# What you will do
Search the listing below for the string "Users" and show each line that contains it.
>> Start Extracted information
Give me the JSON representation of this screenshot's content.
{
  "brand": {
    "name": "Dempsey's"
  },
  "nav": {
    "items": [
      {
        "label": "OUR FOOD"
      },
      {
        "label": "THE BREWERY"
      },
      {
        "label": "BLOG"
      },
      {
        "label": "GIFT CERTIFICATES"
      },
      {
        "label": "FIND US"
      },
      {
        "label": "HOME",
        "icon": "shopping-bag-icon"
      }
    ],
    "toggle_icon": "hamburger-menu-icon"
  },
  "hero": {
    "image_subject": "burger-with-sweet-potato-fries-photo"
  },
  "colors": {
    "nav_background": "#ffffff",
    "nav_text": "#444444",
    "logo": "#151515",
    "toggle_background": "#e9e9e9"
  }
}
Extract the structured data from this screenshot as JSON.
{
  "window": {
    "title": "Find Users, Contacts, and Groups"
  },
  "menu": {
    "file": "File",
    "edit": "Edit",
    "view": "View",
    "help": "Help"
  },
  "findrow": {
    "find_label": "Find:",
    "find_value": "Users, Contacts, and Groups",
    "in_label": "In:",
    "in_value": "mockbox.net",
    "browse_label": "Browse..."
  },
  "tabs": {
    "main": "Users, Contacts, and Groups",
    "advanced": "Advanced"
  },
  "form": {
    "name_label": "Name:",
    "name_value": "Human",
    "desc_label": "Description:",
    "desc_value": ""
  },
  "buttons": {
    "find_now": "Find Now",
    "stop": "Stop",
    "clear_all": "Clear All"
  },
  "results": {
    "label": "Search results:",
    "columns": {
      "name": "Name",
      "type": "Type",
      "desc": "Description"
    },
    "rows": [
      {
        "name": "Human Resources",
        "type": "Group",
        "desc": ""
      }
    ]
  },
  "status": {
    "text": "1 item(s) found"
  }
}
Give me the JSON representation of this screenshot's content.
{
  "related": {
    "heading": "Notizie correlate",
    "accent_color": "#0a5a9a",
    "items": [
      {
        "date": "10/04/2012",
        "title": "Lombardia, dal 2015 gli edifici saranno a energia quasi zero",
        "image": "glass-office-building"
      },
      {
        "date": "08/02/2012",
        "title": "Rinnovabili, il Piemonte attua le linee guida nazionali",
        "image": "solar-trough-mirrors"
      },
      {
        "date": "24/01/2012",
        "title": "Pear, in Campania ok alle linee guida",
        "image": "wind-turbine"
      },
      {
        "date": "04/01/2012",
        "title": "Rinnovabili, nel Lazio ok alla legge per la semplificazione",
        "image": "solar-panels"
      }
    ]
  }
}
>> End Extracted information
# Correct output
    "title": "Find Users, Contacts, and Groups"
    "find_value": "Users, Contacts, and Groups",
    "main": "Users, Contacts, and Groups",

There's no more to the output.